Extracted records ::
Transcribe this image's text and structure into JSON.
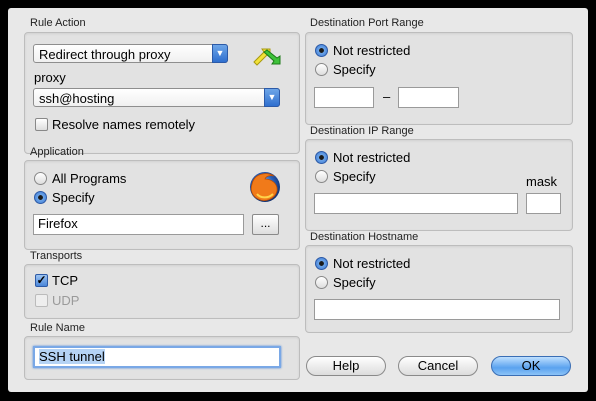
{
  "rule_action": {
    "group_title": "Rule Action",
    "action_value": "Redirect through proxy",
    "proxy_label": "proxy",
    "proxy_value": "ssh@hosting",
    "resolve_label": "Resolve names remotely",
    "icon": "yellow-green-arrows-icon"
  },
  "application": {
    "group_title": "Application",
    "all_programs_label": "All Programs",
    "specify_label": "Specify",
    "selected": "Specify",
    "program_value": "Firefox",
    "browse_label": "...",
    "icon": "firefox-icon"
  },
  "transports": {
    "group_title": "Transports",
    "tcp_label": "TCP",
    "tcp_checked": true,
    "udp_label": "UDP",
    "udp_checked": false
  },
  "rule_name": {
    "group_title": "Rule Name",
    "value": "SSH tunnel"
  },
  "dest_port": {
    "group_title": "Destination Port Range",
    "not_restricted_label": "Not restricted",
    "specify_label": "Specify",
    "selected": "Not restricted",
    "from_value": "",
    "separator": "–",
    "to_value": ""
  },
  "dest_ip": {
    "group_title": "Destination IP Range",
    "not_restricted_label": "Not restricted",
    "specify_label": "Specify",
    "selected": "Not restricted",
    "mask_label": "mask",
    "ip_value": "",
    "mask_value": ""
  },
  "dest_host": {
    "group_title": "Destination Hostname",
    "not_restricted_label": "Not restricted",
    "specify_label": "Specify",
    "selected": "Not restricted",
    "host_value": ""
  },
  "buttons": {
    "help": "Help",
    "cancel": "Cancel",
    "ok": "OK"
  },
  "colors": {
    "accent": "#3a78d4",
    "dialog_bg": "#e8e8e8",
    "frame": "#000000"
  }
}
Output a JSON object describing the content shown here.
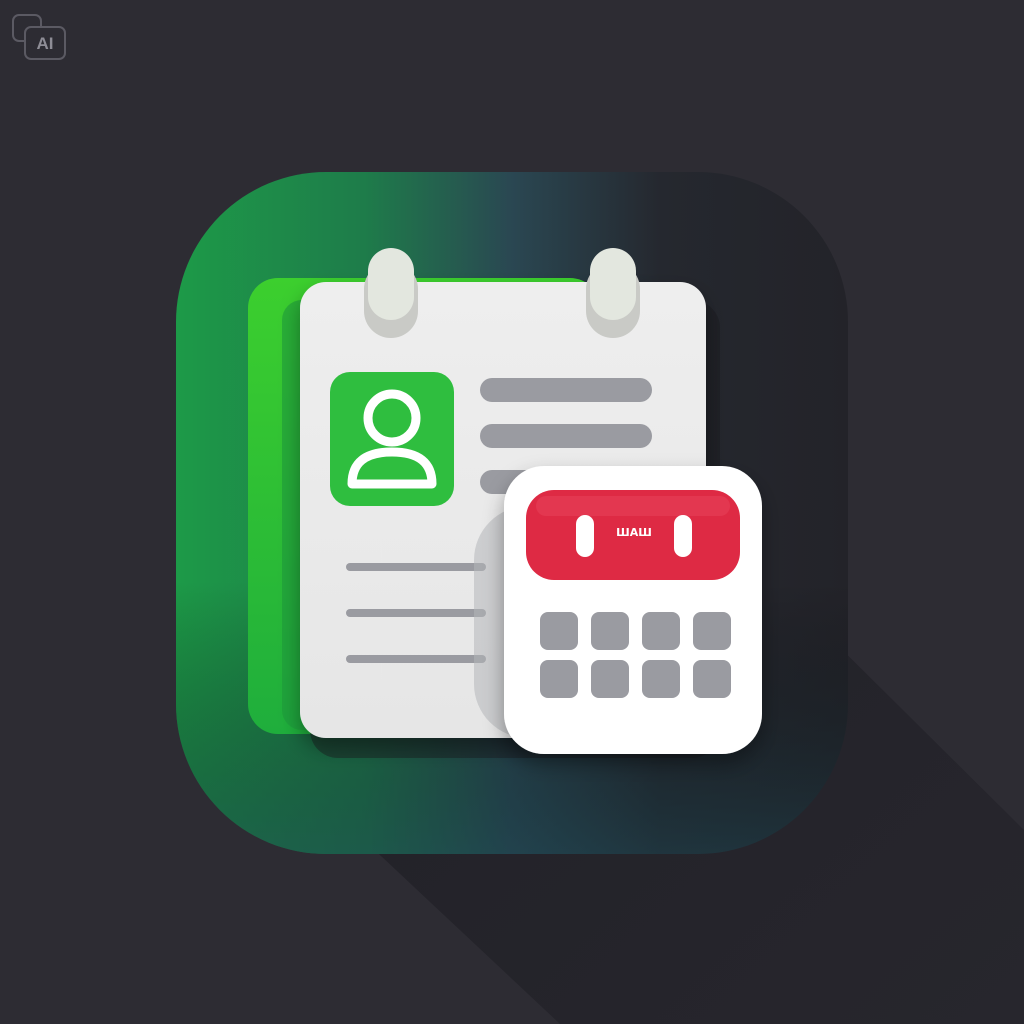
{
  "badge": {
    "text": "AI"
  },
  "calendar": {
    "header_text": "ШАШ"
  },
  "icons": {
    "app_icon": "contact-calendar-app-icon",
    "document": "document-icon",
    "avatar": "user-avatar-icon",
    "calendar": "calendar-icon"
  },
  "colors": {
    "background": "#2d2c33",
    "tile_green": "#1fa04a",
    "tile_dark": "#25262d",
    "accent_green": "#2fbe3f",
    "calendar_red": "#de2a44",
    "paper": "#ececec",
    "line_gray": "#9a9ba1"
  }
}
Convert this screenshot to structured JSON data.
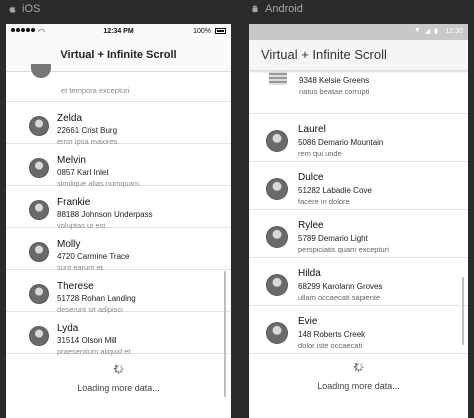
{
  "labels": {
    "ios": "iOS",
    "android": "Android"
  },
  "ios": {
    "status": {
      "time": "12:34 PM",
      "battery": "100%"
    },
    "title": "Virtual + Infinite Scroll",
    "partial_item": {
      "desc": "et tempora excepturi"
    },
    "items": [
      {
        "name": "Zelda",
        "addr": "22661 Crist Burg",
        "desc": "error ipsa maiores"
      },
      {
        "name": "Melvin",
        "addr": "0857 Karl Inlet",
        "desc": "similique alias numquam"
      },
      {
        "name": "Frankie",
        "addr": "88188 Johnson Underpass",
        "desc": "voluptas ut est"
      },
      {
        "name": "Molly",
        "addr": "4720 Carmine Trace",
        "desc": "sunt earum et"
      },
      {
        "name": "Therese",
        "addr": "51728 Rohan Landing",
        "desc": "deserunt sit adipisci"
      },
      {
        "name": "Lyda",
        "addr": "31514 Olson Mill",
        "desc": "praesentium aliquid et"
      }
    ],
    "loading": "Loading more data..."
  },
  "android": {
    "status": {
      "time": "12:30"
    },
    "title": "Virtual + Infinite Scroll",
    "partial_item": {
      "addr": "9348 Kelsie Greens",
      "desc": "natus beatae corrupti"
    },
    "items": [
      {
        "name": "Laurel",
        "addr": "5086 Demario Mountain",
        "desc": "rem qui unde"
      },
      {
        "name": "Dulce",
        "addr": "51282 Labadie Cove",
        "desc": "facere in dolore"
      },
      {
        "name": "Rylee",
        "addr": "5789 Demario Light",
        "desc": "perspiciatis quam excepturi"
      },
      {
        "name": "Hilda",
        "addr": "68299 Karolann Groves",
        "desc": "ullam occaecati sapiente"
      },
      {
        "name": "Evie",
        "addr": "148 Roberts Creek",
        "desc": "dolor iste occaecati"
      }
    ],
    "loading": "Loading more data..."
  },
  "icons": {
    "ios_label_icon": "apple-icon",
    "android_label_icon": "android-icon",
    "spinner": "spinner-icon"
  }
}
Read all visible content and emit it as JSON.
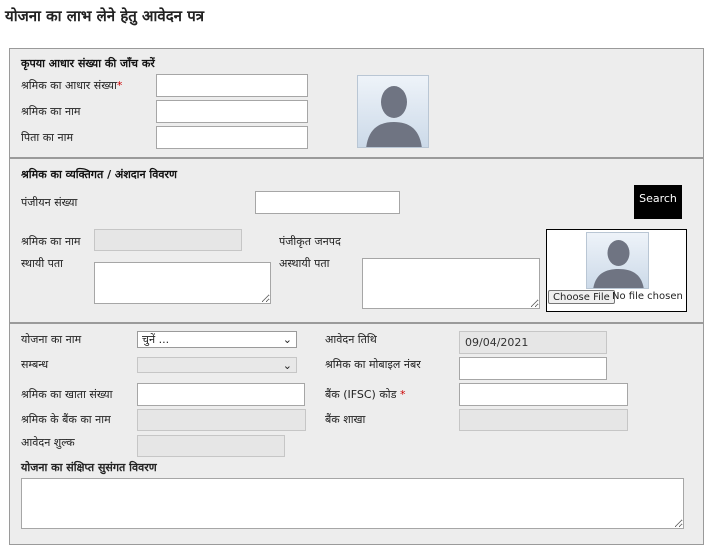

Instructions to follow :: Repeat the data exactly, dropping every picture it holds.

Complete response ::
Transcribe this image's text and structure into JSON.
{
  "rule_action": {
    "group_title": "Rule Action",
    "action_value": "Redirect through proxy",
    "proxy_label": "proxy",
    "proxy_value": "ssh@hosting",
    "resolve_label": "Resolve names remotely",
    "icon": "yellow-green-arrows-icon"
  },
  "application": {
    "group_title": "Application",
    "all_programs_label": "All Programs",
    "specify_label": "Specify",
    "selected": "Specify",
    "program_value": "Firefox",
    "browse_label": "...",
    "icon": "firefox-icon"
  },
  "transports": {
    "group_title": "Transports",
    "tcp_label": "TCP",
    "tcp_checked": true,
    "udp_label": "UDP",
    "udp_checked": false
  },
  "rule_name": {
    "group_title": "Rule Name",
    "value": "SSH tunnel"
  },
  "dest_port": {
    "group_title": "Destination Port Range",
    "not_restricted_label": "Not restricted",
    "specify_label": "Specify",
    "selected": "Not restricted",
    "from_value": "",
    "separator": "–",
    "to_value": ""
  },
  "dest_ip": {
    "group_title": "Destination IP Range",
    "not_restricted_label": "Not restricted",
    "specify_label": "Specify",
    "selected": "Not restricted",
    "mask_label": "mask",
    "ip_value": "",
    "mask_value": ""
  },
  "dest_host": {
    "group_title": "Destination Hostname",
    "not_restricted_label": "Not restricted",
    "specify_label": "Specify",
    "selected": "Not restricted",
    "host_value": ""
  },
  "buttons": {
    "help": "Help",
    "cancel": "Cancel",
    "ok": "OK"
  },
  "colors": {
    "accent": "#3a78d4",
    "dialog_bg": "#e8e8e8",
    "frame": "#000000"
  }
}
Output a JSON object describing the content shown here.
{
  "badge": {
    "text": "AI"
  },
  "calendar": {
    "header_text": "ШАШ"
  },
  "icons": {
    "app_icon": "contact-calendar-app-icon",
    "document": "document-icon",
    "avatar": "user-avatar-icon",
    "calendar": "calendar-icon"
  },
  "colors": {
    "background": "#2d2c33",
    "tile_green": "#1fa04a",
    "tile_dark": "#25262d",
    "accent_green": "#2fbe3f",
    "calendar_red": "#de2a44",
    "paper": "#ececec",
    "line_gray": "#9a9ba1"
  }
}
Convert this screenshot to structured JSON data.
{
  "labels": {
    "ios": "iOS",
    "android": "Android"
  },
  "ios": {
    "status": {
      "time": "12:34 PM",
      "battery": "100%"
    },
    "title": "Virtual + Infinite Scroll",
    "partial_item": {
      "desc": "et tempora excepturi"
    },
    "items": [
      {
        "name": "Zelda",
        "addr": "22661 Crist Burg",
        "desc": "error ipsa maiores"
      },
      {
        "name": "Melvin",
        "addr": "0857 Karl Inlet",
        "desc": "similique alias numquam"
      },
      {
        "name": "Frankie",
        "addr": "88188 Johnson Underpass",
        "desc": "voluptas ut est"
      },
      {
        "name": "Molly",
        "addr": "4720 Carmine Trace",
        "desc": "sunt earum et"
      },
      {
        "name": "Therese",
        "addr": "51728 Rohan Landing",
        "desc": "deserunt sit adipisci"
      },
      {
        "name": "Lyda",
        "addr": "31514 Olson Mill",
        "desc": "praesentium aliquid et"
      }
    ],
    "loading": "Loading more data..."
  },
  "android": {
    "status": {
      "time": "12:30"
    },
    "title": "Virtual + Infinite Scroll",
    "partial_item": {
      "addr": "9348 Kelsie Greens",
      "desc": "natus beatae corrupti"
    },
    "items": [
      {
        "name": "Laurel",
        "addr": "5086 Demario Mountain",
        "desc": "rem qui unde"
      },
      {
        "name": "Dulce",
        "addr": "51282 Labadie Cove",
        "desc": "facere in dolore"
      },
      {
        "name": "Rylee",
        "addr": "5789 Demario Light",
        "desc": "perspiciatis quam excepturi"
      },
      {
        "name": "Hilda",
        "addr": "68299 Karolann Groves",
        "desc": "ullam occaecati sapiente"
      },
      {
        "name": "Evie",
        "addr": "148 Roberts Creek",
        "desc": "dolor iste occaecati"
      }
    ],
    "loading": "Loading more data..."
  },
  "icons": {
    "ios_label_icon": "apple-icon",
    "android_label_icon": "android-icon",
    "spinner": "spinner-icon"
  }
}
Read all visible content and emit it as JSON.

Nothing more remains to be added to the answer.